→ Problem requirements
What follows is a listing; give it again exactly, in its entirety.

[Figure content listings]
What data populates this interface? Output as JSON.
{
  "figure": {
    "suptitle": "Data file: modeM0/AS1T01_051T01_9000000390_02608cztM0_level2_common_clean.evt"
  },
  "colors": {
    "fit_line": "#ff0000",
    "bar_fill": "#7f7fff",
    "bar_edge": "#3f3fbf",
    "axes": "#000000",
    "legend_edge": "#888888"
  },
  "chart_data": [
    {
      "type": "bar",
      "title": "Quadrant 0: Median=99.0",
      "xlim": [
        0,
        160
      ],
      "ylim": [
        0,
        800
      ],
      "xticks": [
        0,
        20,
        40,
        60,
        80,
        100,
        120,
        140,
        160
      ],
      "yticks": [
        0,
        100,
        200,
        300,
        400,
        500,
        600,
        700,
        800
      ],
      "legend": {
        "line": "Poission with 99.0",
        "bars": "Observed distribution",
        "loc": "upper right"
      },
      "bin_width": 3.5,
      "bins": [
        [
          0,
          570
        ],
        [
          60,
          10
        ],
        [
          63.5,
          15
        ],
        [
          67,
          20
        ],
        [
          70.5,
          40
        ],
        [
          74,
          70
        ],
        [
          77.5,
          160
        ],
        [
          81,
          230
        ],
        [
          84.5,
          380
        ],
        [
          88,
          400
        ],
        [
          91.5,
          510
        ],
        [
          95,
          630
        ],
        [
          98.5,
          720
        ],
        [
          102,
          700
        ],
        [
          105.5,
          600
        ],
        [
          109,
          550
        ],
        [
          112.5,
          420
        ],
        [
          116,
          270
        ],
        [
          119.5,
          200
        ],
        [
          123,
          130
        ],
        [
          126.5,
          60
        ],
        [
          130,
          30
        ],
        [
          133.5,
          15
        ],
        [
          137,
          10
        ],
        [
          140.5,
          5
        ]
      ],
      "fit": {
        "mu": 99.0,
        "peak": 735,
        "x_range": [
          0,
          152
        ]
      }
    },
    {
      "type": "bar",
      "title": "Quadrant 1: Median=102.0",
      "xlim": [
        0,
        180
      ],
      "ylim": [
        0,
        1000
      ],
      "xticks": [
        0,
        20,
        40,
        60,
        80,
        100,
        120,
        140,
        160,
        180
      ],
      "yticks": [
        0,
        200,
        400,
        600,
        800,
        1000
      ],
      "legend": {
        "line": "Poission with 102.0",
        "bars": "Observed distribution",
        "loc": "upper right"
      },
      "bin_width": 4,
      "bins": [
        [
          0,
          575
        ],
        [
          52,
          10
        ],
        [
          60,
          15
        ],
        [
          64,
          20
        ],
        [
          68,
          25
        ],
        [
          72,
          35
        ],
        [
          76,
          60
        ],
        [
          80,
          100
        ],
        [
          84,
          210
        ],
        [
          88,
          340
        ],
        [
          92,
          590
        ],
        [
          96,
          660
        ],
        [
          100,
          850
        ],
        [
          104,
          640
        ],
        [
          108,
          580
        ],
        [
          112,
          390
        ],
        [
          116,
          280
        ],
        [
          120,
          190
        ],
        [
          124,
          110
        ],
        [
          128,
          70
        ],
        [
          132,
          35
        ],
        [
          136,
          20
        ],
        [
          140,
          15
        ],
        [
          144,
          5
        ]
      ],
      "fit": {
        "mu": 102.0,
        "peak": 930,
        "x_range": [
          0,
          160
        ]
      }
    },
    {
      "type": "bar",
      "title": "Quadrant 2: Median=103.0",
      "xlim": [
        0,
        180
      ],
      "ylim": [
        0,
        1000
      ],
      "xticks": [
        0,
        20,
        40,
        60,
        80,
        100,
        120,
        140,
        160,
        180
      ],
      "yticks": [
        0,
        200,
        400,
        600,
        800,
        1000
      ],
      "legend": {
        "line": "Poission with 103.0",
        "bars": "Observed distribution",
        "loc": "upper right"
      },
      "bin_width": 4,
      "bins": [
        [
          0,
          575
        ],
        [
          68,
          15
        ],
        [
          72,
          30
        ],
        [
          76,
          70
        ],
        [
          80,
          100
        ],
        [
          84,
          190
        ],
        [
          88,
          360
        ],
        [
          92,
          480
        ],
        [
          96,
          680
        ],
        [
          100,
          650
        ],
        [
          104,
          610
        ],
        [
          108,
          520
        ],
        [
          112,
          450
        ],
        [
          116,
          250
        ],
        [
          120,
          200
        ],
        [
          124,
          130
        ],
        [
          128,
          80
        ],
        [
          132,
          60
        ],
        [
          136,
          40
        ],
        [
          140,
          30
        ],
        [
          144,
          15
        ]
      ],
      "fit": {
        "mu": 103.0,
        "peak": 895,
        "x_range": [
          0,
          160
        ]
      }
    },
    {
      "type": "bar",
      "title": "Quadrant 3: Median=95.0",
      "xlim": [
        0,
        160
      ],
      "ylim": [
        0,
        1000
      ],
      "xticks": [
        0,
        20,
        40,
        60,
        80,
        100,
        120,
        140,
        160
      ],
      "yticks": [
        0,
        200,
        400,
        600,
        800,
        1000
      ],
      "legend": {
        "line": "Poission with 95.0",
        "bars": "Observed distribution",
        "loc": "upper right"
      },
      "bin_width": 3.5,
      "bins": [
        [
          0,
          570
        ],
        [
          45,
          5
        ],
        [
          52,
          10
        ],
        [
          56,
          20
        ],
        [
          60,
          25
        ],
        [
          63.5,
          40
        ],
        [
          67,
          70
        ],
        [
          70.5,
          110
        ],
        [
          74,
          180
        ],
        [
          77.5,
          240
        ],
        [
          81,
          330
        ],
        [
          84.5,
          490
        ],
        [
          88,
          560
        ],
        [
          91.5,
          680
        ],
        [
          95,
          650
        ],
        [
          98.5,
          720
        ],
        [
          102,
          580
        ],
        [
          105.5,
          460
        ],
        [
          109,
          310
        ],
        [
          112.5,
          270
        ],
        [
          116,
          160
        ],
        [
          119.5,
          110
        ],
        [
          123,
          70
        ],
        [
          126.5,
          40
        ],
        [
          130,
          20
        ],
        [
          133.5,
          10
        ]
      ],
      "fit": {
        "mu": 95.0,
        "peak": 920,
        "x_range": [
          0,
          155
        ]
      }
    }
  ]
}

→ Exercise solution
What data populates this interface? Output as JSON.
{
  "figure": {
    "suptitle": "Data file: modeM0/AS1T01_051T01_9000000390_02608cztM0_level2_common_clean.evt"
  },
  "colors": {
    "fit_line": "#ff0000",
    "bar_fill": "#7f7fff",
    "bar_edge": "#3f3fbf",
    "axes": "#000000",
    "legend_edge": "#888888"
  },
  "chart_data": [
    {
      "type": "bar",
      "title": "Quadrant 0: Median=99.0",
      "xlim": [
        0,
        160
      ],
      "ylim": [
        0,
        800
      ],
      "xticks": [
        0,
        20,
        40,
        60,
        80,
        100,
        120,
        140,
        160
      ],
      "yticks": [
        0,
        100,
        200,
        300,
        400,
        500,
        600,
        700,
        800
      ],
      "legend": {
        "line": "Poission with 99.0",
        "bars": "Observed distribution",
        "loc": "upper right"
      },
      "bin_width": 3.5,
      "bins": [
        [
          0,
          570
        ],
        [
          60,
          10
        ],
        [
          63.5,
          15
        ],
        [
          67,
          20
        ],
        [
          70.5,
          40
        ],
        [
          74,
          70
        ],
        [
          77.5,
          160
        ],
        [
          81,
          230
        ],
        [
          84.5,
          380
        ],
        [
          88,
          400
        ],
        [
          91.5,
          510
        ],
        [
          95,
          630
        ],
        [
          98.5,
          720
        ],
        [
          102,
          700
        ],
        [
          105.5,
          600
        ],
        [
          109,
          550
        ],
        [
          112.5,
          420
        ],
        [
          116,
          270
        ],
        [
          119.5,
          200
        ],
        [
          123,
          130
        ],
        [
          126.5,
          60
        ],
        [
          130,
          30
        ],
        [
          133.5,
          15
        ],
        [
          137,
          10
        ],
        [
          140.5,
          5
        ]
      ],
      "fit": {
        "mu": 99.0,
        "peak": 735,
        "x_range": [
          0,
          152
        ]
      }
    },
    {
      "type": "bar",
      "title": "Quadrant 1: Median=102.0",
      "xlim": [
        0,
        180
      ],
      "ylim": [
        0,
        1000
      ],
      "xticks": [
        0,
        20,
        40,
        60,
        80,
        100,
        120,
        140,
        160,
        180
      ],
      "yticks": [
        0,
        200,
        400,
        600,
        800,
        1000
      ],
      "legend": {
        "line": "Poission with 102.0",
        "bars": "Observed distribution",
        "loc": "upper right"
      },
      "bin_width": 4,
      "bins": [
        [
          0,
          575
        ],
        [
          52,
          10
        ],
        [
          60,
          15
        ],
        [
          64,
          20
        ],
        [
          68,
          25
        ],
        [
          72,
          35
        ],
        [
          76,
          60
        ],
        [
          80,
          100
        ],
        [
          84,
          210
        ],
        [
          88,
          340
        ],
        [
          92,
          590
        ],
        [
          96,
          660
        ],
        [
          100,
          850
        ],
        [
          104,
          640
        ],
        [
          108,
          580
        ],
        [
          112,
          390
        ],
        [
          116,
          280
        ],
        [
          120,
          190
        ],
        [
          124,
          110
        ],
        [
          128,
          70
        ],
        [
          132,
          35
        ],
        [
          136,
          20
        ],
        [
          140,
          15
        ],
        [
          144,
          5
        ]
      ],
      "fit": {
        "mu": 102.0,
        "peak": 930,
        "x_range": [
          0,
          160
        ]
      }
    },
    {
      "type": "bar",
      "title": "Quadrant 2: Median=103.0",
      "xlim": [
        0,
        180
      ],
      "ylim": [
        0,
        1000
      ],
      "xticks": [
        0,
        20,
        40,
        60,
        80,
        100,
        120,
        140,
        160,
        180
      ],
      "yticks": [
        0,
        200,
        400,
        600,
        800,
        1000
      ],
      "legend": {
        "line": "Poission with 103.0",
        "bars": "Observed distribution",
        "loc": "upper right"
      },
      "bin_width": 4,
      "bins": [
        [
          0,
          575
        ],
        [
          68,
          15
        ],
        [
          72,
          30
        ],
        [
          76,
          70
        ],
        [
          80,
          100
        ],
        [
          84,
          190
        ],
        [
          88,
          360
        ],
        [
          92,
          480
        ],
        [
          96,
          680
        ],
        [
          100,
          650
        ],
        [
          104,
          610
        ],
        [
          108,
          520
        ],
        [
          112,
          450
        ],
        [
          116,
          250
        ],
        [
          120,
          200
        ],
        [
          124,
          130
        ],
        [
          128,
          80
        ],
        [
          132,
          60
        ],
        [
          136,
          40
        ],
        [
          140,
          30
        ],
        [
          144,
          15
        ]
      ],
      "fit": {
        "mu": 103.0,
        "peak": 895,
        "x_range": [
          0,
          160
        ]
      }
    },
    {
      "type": "bar",
      "title": "Quadrant 3: Median=95.0",
      "xlim": [
        0,
        160
      ],
      "ylim": [
        0,
        1000
      ],
      "xticks": [
        0,
        20,
        40,
        60,
        80,
        100,
        120,
        140,
        160
      ],
      "yticks": [
        0,
        200,
        400,
        600,
        800,
        1000
      ],
      "legend": {
        "line": "Poission with 95.0",
        "bars": "Observed distribution",
        "loc": "upper right"
      },
      "bin_width": 3.5,
      "bins": [
        [
          0,
          570
        ],
        [
          45,
          5
        ],
        [
          52,
          10
        ],
        [
          56,
          20
        ],
        [
          60,
          25
        ],
        [
          63.5,
          40
        ],
        [
          67,
          70
        ],
        [
          70.5,
          110
        ],
        [
          74,
          180
        ],
        [
          77.5,
          240
        ],
        [
          81,
          330
        ],
        [
          84.5,
          490
        ],
        [
          88,
          560
        ],
        [
          91.5,
          680
        ],
        [
          95,
          650
        ],
        [
          98.5,
          720
        ],
        [
          102,
          580
        ],
        [
          105.5,
          460
        ],
        [
          109,
          310
        ],
        [
          112.5,
          270
        ],
        [
          116,
          160
        ],
        [
          119.5,
          110
        ],
        [
          123,
          70
        ],
        [
          126.5,
          40
        ],
        [
          130,
          20
        ],
        [
          133.5,
          10
        ]
      ],
      "fit": {
        "mu": 95.0,
        "peak": 920,
        "x_range": [
          0,
          155
        ]
      }
    }
  ]
}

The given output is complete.